What is needed
Restate each line word for word. Leave out every picture.

Supplied information
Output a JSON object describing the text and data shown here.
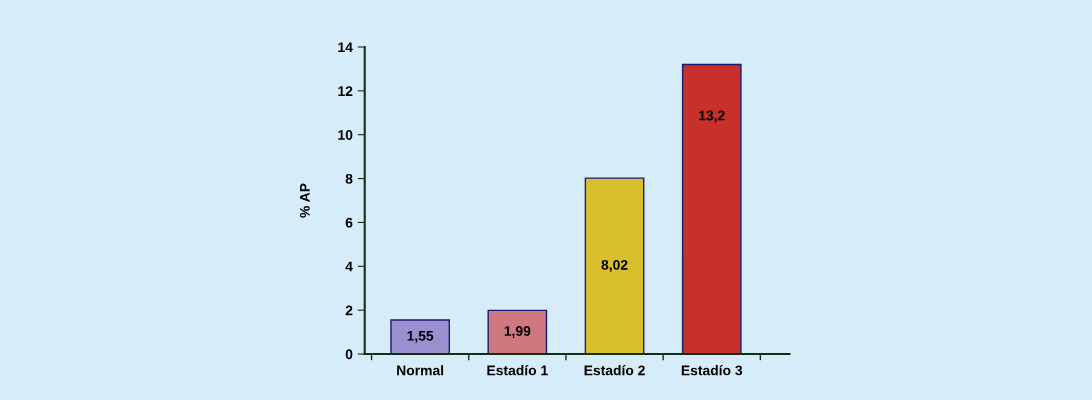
{
  "chart_data": {
    "type": "bar",
    "ylabel": "% AP",
    "categories": [
      "Normal",
      "Estadío 1",
      "Estadío 2",
      "Estadío 3"
    ],
    "values": [
      1.55,
      1.99,
      8.02,
      13.2
    ],
    "colors": [
      "#9a90d0",
      "#d07880",
      "#d8c02c",
      "#c8302c"
    ],
    "value_labels": [
      "1,55",
      "1,99",
      "8,02",
      "13,2"
    ],
    "ylim": [
      0,
      14
    ],
    "yticks": [
      0,
      2,
      4,
      6,
      8,
      10,
      12,
      14
    ],
    "grid": false,
    "legend": false
  }
}
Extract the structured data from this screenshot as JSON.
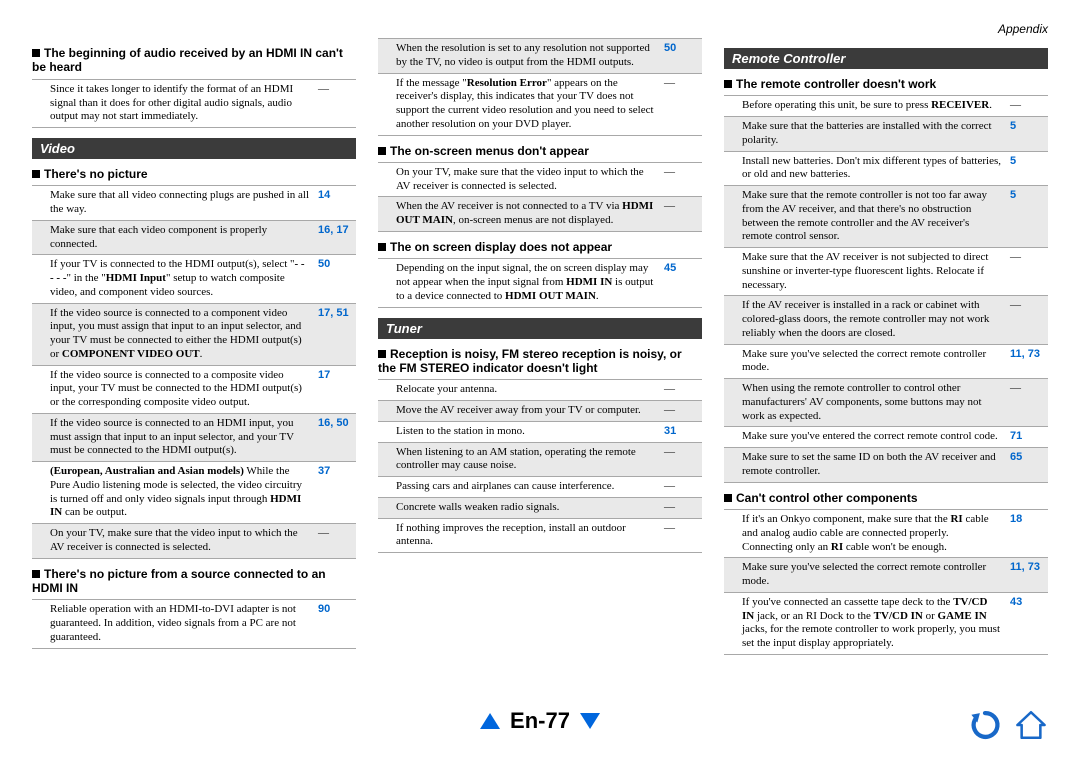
{
  "appendix_label": "Appendix",
  "page_number": "En-77",
  "colors": {
    "section_header_bg": "#3b3b3b",
    "section_header_fg": "#ffffff",
    "row_shade": "#e9e9e9",
    "ref_link": "#0066cc",
    "nav_triangle": "#0066dd",
    "back_icon": "#1868c8",
    "home_icon_fill": "#ffffff",
    "home_icon_outline": "#1868c8"
  },
  "col1": {
    "sub1": {
      "title": "The beginning of audio received by an HDMI IN can't be heard",
      "rows": [
        {
          "text": "Since it takes longer to identify the format of an HDMI signal than it does for other digital audio signals, audio output may not start immediately.",
          "ref": "—",
          "shade": false,
          "dash": true
        }
      ]
    },
    "section_video": "Video",
    "sub2": {
      "title": "There's no picture",
      "rows": [
        {
          "text": "Make sure that all video connecting plugs are pushed in all the way.",
          "ref": "14",
          "shade": false
        },
        {
          "text": "Make sure that each video component is properly connected.",
          "ref": "16, 17",
          "shade": true
        },
        {
          "text_html": "If your TV is connected to the HDMI output(s), select \"<span class='b'>- - - - -</span>\" in the \"<span class='b'>HDMI Input</span>\" setup to watch composite video, and component video sources.",
          "ref": "50",
          "shade": false
        },
        {
          "text_html": "If the video source is connected to a component video input, you must assign that input to an input selector, and your TV must be connected to either the HDMI output(s) or <span class='b'>COMPONENT VIDEO OUT</span>.",
          "ref": "17, 51",
          "shade": true
        },
        {
          "text": "If the video source is connected to a composite video input, your TV must be connected to the HDMI output(s) or the corresponding composite video output.",
          "ref": "17",
          "shade": false
        },
        {
          "text": "If the video source is connected to an HDMI input, you must assign that input to an input selector, and your TV must be connected to the HDMI output(s).",
          "ref": "16, 50",
          "shade": true
        },
        {
          "text_html": "<span class='b'>(European, Australian and Asian models)</span> While the Pure Audio listening mode is selected, the video circuitry is turned off and only video signals input through <span class='b'>HDMI IN</span> can be output.",
          "ref": "37",
          "shade": false
        },
        {
          "text": "On your TV, make sure that the video input to which the AV receiver is connected is selected.",
          "ref": "—",
          "shade": true,
          "dash": true
        }
      ]
    },
    "sub3": {
      "title": "There's no picture from a source connected to an HDMI IN",
      "rows": [
        {
          "text": "Reliable operation with an HDMI-to-DVI adapter is not guaranteed. In addition, video signals from a PC are not guaranteed.",
          "ref": "90",
          "shade": false
        }
      ]
    }
  },
  "col2": {
    "toprows": [
      {
        "text": "When the resolution is set to any resolution not supported by the TV, no video is output from the HDMI outputs.",
        "ref": "50",
        "shade": true
      },
      {
        "text_html": "If the message \"<span class='b'>Resolution Error</span>\" appears on the receiver's display, this indicates that your TV does not support the current video resolution and you need to select another resolution on your DVD player.",
        "ref": "—",
        "shade": false,
        "dash": true
      }
    ],
    "sub1": {
      "title": "The on-screen menus don't appear",
      "rows": [
        {
          "text": "On your TV, make sure that the video input to which the AV receiver is connected is selected.",
          "ref": "—",
          "shade": false,
          "dash": true
        },
        {
          "text_html": "When the AV receiver is not connected to a TV via <span class='b'>HDMI OUT MAIN</span>, on-screen menus are not displayed.",
          "ref": "—",
          "shade": true,
          "dash": true
        }
      ]
    },
    "sub2": {
      "title": "The on screen display does not appear",
      "rows": [
        {
          "text_html": "Depending on the input signal, the on screen display may not appear when the input signal from <span class='b'>HDMI IN</span> is output to a device connected to <span class='b'>HDMI OUT MAIN</span>.",
          "ref": "45",
          "shade": false
        }
      ]
    },
    "section_tuner": "Tuner",
    "sub3": {
      "title": "Reception is noisy, FM stereo reception is noisy, or the FM STEREO indicator doesn't light",
      "rows": [
        {
          "text": "Relocate your antenna.",
          "ref": "—",
          "shade": false,
          "dash": true
        },
        {
          "text": "Move the AV receiver away from your TV or computer.",
          "ref": "—",
          "shade": true,
          "dash": true
        },
        {
          "text": "Listen to the station in mono.",
          "ref": "31",
          "shade": false
        },
        {
          "text": "When listening to an AM station, operating the remote controller may cause noise.",
          "ref": "—",
          "shade": true,
          "dash": true
        },
        {
          "text": "Passing cars and airplanes can cause interference.",
          "ref": "—",
          "shade": false,
          "dash": true
        },
        {
          "text": "Concrete walls weaken radio signals.",
          "ref": "—",
          "shade": true,
          "dash": true
        },
        {
          "text": "If nothing improves the reception, install an outdoor antenna.",
          "ref": "—",
          "shade": false,
          "dash": true
        }
      ]
    }
  },
  "col3": {
    "section_remote": "Remote Controller",
    "sub1": {
      "title": "The remote controller doesn't work",
      "rows": [
        {
          "text_html": "Before operating this unit, be sure to press <span class='b'>RECEIVER</span>.",
          "ref": "—",
          "shade": false,
          "dash": true
        },
        {
          "text": "Make sure that the batteries are installed with the correct polarity.",
          "ref": "5",
          "shade": true
        },
        {
          "text": "Install new batteries. Don't mix different types of batteries, or old and new batteries.",
          "ref": "5",
          "shade": false
        },
        {
          "text": "Make sure that the remote controller is not too far away from the AV receiver, and that there's no obstruction between the remote controller and the AV receiver's remote control sensor.",
          "ref": "5",
          "shade": true
        },
        {
          "text": "Make sure that the AV receiver is not subjected to direct sunshine or inverter-type fluorescent lights. Relocate if necessary.",
          "ref": "—",
          "shade": false,
          "dash": true
        },
        {
          "text": "If the AV receiver is installed in a rack or cabinet with colored-glass doors, the remote controller may not work reliably when the doors are closed.",
          "ref": "—",
          "shade": true,
          "dash": true
        },
        {
          "text": "Make sure you've selected the correct remote controller mode.",
          "ref": "11, 73",
          "shade": false
        },
        {
          "text": "When using the remote controller to control other manufacturers' AV components, some buttons may not work as expected.",
          "ref": "—",
          "shade": true,
          "dash": true
        },
        {
          "text": "Make sure you've entered the correct remote control code.",
          "ref": "71",
          "shade": false
        },
        {
          "text": "Make sure to set the same ID on both the AV receiver and remote controller.",
          "ref": "65",
          "shade": true
        }
      ]
    },
    "sub2": {
      "title": "Can't control other components",
      "rows": [
        {
          "text_html": "If it's an Onkyo component, make sure that the <span class='b'>RI</span> cable and analog audio cable are connected properly. Connecting only an <span class='b'>RI</span> cable won't be enough.",
          "ref": "18",
          "shade": false
        },
        {
          "text": "Make sure you've selected the correct remote controller mode.",
          "ref": "11, 73",
          "shade": true
        },
        {
          "text_html": "If you've connected an cassette tape deck to the <span class='b'>TV/CD IN</span> jack, or an RI Dock to the <span class='b'>TV/CD IN</span> or <span class='b'>GAME IN</span> jacks, for the remote controller to work properly, you must set the input display appropriately.",
          "ref": "43",
          "shade": false
        }
      ]
    }
  }
}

The result
Output a JSON object describing the text and data shown here.
{
  "chart_data": {
    "type": "bar",
    "ylabel": "% AP",
    "categories": [
      "Normal",
      "Estadío 1",
      "Estadío 2",
      "Estadío 3"
    ],
    "values": [
      1.55,
      1.99,
      8.02,
      13.2
    ],
    "colors": [
      "#9a90d0",
      "#d07880",
      "#d8c02c",
      "#c8302c"
    ],
    "value_labels": [
      "1,55",
      "1,99",
      "8,02",
      "13,2"
    ],
    "ylim": [
      0,
      14
    ],
    "yticks": [
      0,
      2,
      4,
      6,
      8,
      10,
      12,
      14
    ],
    "grid": false,
    "legend": false
  }
}
Extract the structured data from this screenshot as JSON.
{
  "appendix_label": "Appendix",
  "page_number": "En-77",
  "colors": {
    "section_header_bg": "#3b3b3b",
    "section_header_fg": "#ffffff",
    "row_shade": "#e9e9e9",
    "ref_link": "#0066cc",
    "nav_triangle": "#0066dd",
    "back_icon": "#1868c8",
    "home_icon_fill": "#ffffff",
    "home_icon_outline": "#1868c8"
  },
  "col1": {
    "sub1": {
      "title": "The beginning of audio received by an HDMI IN can't be heard",
      "rows": [
        {
          "text": "Since it takes longer to identify the format of an HDMI signal than it does for other digital audio signals, audio output may not start immediately.",
          "ref": "—",
          "shade": false,
          "dash": true
        }
      ]
    },
    "section_video": "Video",
    "sub2": {
      "title": "There's no picture",
      "rows": [
        {
          "text": "Make sure that all video connecting plugs are pushed in all the way.",
          "ref": "14",
          "shade": false
        },
        {
          "text": "Make sure that each video component is properly connected.",
          "ref": "16, 17",
          "shade": true
        },
        {
          "text_html": "If your TV is connected to the HDMI output(s), select \"<span class='b'>- - - - -</span>\" in the \"<span class='b'>HDMI Input</span>\" setup to watch composite video, and component video sources.",
          "ref": "50",
          "shade": false
        },
        {
          "text_html": "If the video source is connected to a component video input, you must assign that input to an input selector, and your TV must be connected to either the HDMI output(s) or <span class='b'>COMPONENT VIDEO OUT</span>.",
          "ref": "17, 51",
          "shade": true
        },
        {
          "text": "If the video source is connected to a composite video input, your TV must be connected to the HDMI output(s) or the corresponding composite video output.",
          "ref": "17",
          "shade": false
        },
        {
          "text": "If the video source is connected to an HDMI input, you must assign that input to an input selector, and your TV must be connected to the HDMI output(s).",
          "ref": "16, 50",
          "shade": true
        },
        {
          "text_html": "<span class='b'>(European, Australian and Asian models)</span> While the Pure Audio listening mode is selected, the video circuitry is turned off and only video signals input through <span class='b'>HDMI IN</span> can be output.",
          "ref": "37",
          "shade": false
        },
        {
          "text": "On your TV, make sure that the video input to which the AV receiver is connected is selected.",
          "ref": "—",
          "shade": true,
          "dash": true
        }
      ]
    },
    "sub3": {
      "title": "There's no picture from a source connected to an HDMI IN",
      "rows": [
        {
          "text": "Reliable operation with an HDMI-to-DVI adapter is not guaranteed. In addition, video signals from a PC are not guaranteed.",
          "ref": "90",
          "shade": false
        }
      ]
    }
  },
  "col2": {
    "toprows": [
      {
        "text": "When the resolution is set to any resolution not supported by the TV, no video is output from the HDMI outputs.",
        "ref": "50",
        "shade": true
      },
      {
        "text_html": "If the message \"<span class='b'>Resolution Error</span>\" appears on the receiver's display, this indicates that your TV does not support the current video resolution and you need to select another resolution on your DVD player.",
        "ref": "—",
        "shade": false,
        "dash": true
      }
    ],
    "sub1": {
      "title": "The on-screen menus don't appear",
      "rows": [
        {
          "text": "On your TV, make sure that the video input to which the AV receiver is connected is selected.",
          "ref": "—",
          "shade": false,
          "dash": true
        },
        {
          "text_html": "When the AV receiver is not connected to a TV via <span class='b'>HDMI OUT MAIN</span>, on-screen menus are not displayed.",
          "ref": "—",
          "shade": true,
          "dash": true
        }
      ]
    },
    "sub2": {
      "title": "The on screen display does not appear",
      "rows": [
        {
          "text_html": "Depending on the input signal, the on screen display may not appear when the input signal from <span class='b'>HDMI IN</span> is output to a device connected to <span class='b'>HDMI OUT MAIN</span>.",
          "ref": "45",
          "shade": false
        }
      ]
    },
    "section_tuner": "Tuner",
    "sub3": {
      "title": "Reception is noisy, FM stereo reception is noisy, or the FM STEREO indicator doesn't light",
      "rows": [
        {
          "text": "Relocate your antenna.",
          "ref": "—",
          "shade": false,
          "dash": true
        },
        {
          "text": "Move the AV receiver away from your TV or computer.",
          "ref": "—",
          "shade": true,
          "dash": true
        },
        {
          "text": "Listen to the station in mono.",
          "ref": "31",
          "shade": false
        },
        {
          "text": "When listening to an AM station, operating the remote controller may cause noise.",
          "ref": "—",
          "shade": true,
          "dash": true
        },
        {
          "text": "Passing cars and airplanes can cause interference.",
          "ref": "—",
          "shade": false,
          "dash": true
        },
        {
          "text": "Concrete walls weaken radio signals.",
          "ref": "—",
          "shade": true,
          "dash": true
        },
        {
          "text": "If nothing improves the reception, install an outdoor antenna.",
          "ref": "—",
          "shade": false,
          "dash": true
        }
      ]
    }
  },
  "col3": {
    "section_remote": "Remote Controller",
    "sub1": {
      "title": "The remote controller doesn't work",
      "rows": [
        {
          "text_html": "Before operating this unit, be sure to press <span class='b'>RECEIVER</span>.",
          "ref": "—",
          "shade": false,
          "dash": true
        },
        {
          "text": "Make sure that the batteries are installed with the correct polarity.",
          "ref": "5",
          "shade": true
        },
        {
          "text": "Install new batteries. Don't mix different types of batteries, or old and new batteries.",
          "ref": "5",
          "shade": false
        },
        {
          "text": "Make sure that the remote controller is not too far away from the AV receiver, and that there's no obstruction between the remote controller and the AV receiver's remote control sensor.",
          "ref": "5",
          "shade": true
        },
        {
          "text": "Make sure that the AV receiver is not subjected to direct sunshine or inverter-type fluorescent lights. Relocate if necessary.",
          "ref": "—",
          "shade": false,
          "dash": true
        },
        {
          "text": "If the AV receiver is installed in a rack or cabinet with colored-glass doors, the remote controller may not work reliably when the doors are closed.",
          "ref": "—",
          "shade": true,
          "dash": true
        },
        {
          "text": "Make sure you've selected the correct remote controller mode.",
          "ref": "11, 73",
          "shade": false
        },
        {
          "text": "When using the remote controller to control other manufacturers' AV components, some buttons may not work as expected.",
          "ref": "—",
          "shade": true,
          "dash": true
        },
        {
          "text": "Make sure you've entered the correct remote control code.",
          "ref": "71",
          "shade": false
        },
        {
          "text": "Make sure to set the same ID on both the AV receiver and remote controller.",
          "ref": "65",
          "shade": true
        }
      ]
    },
    "sub2": {
      "title": "Can't control other components",
      "rows": [
        {
          "text_html": "If it's an Onkyo component, make sure that the <span class='b'>RI</span> cable and analog audio cable are connected properly. Connecting only an <span class='b'>RI</span> cable won't be enough.",
          "ref": "18",
          "shade": false
        },
        {
          "text": "Make sure you've selected the correct remote controller mode.",
          "ref": "11, 73",
          "shade": true
        },
        {
          "text_html": "If you've connected an cassette tape deck to the <span class='b'>TV/CD IN</span> jack, or an RI Dock to the <span class='b'>TV/CD IN</span> or <span class='b'>GAME IN</span> jacks, for the remote controller to work properly, you must set the input display appropriately.",
          "ref": "43",
          "shade": false
        }
      ]
    }
  }
}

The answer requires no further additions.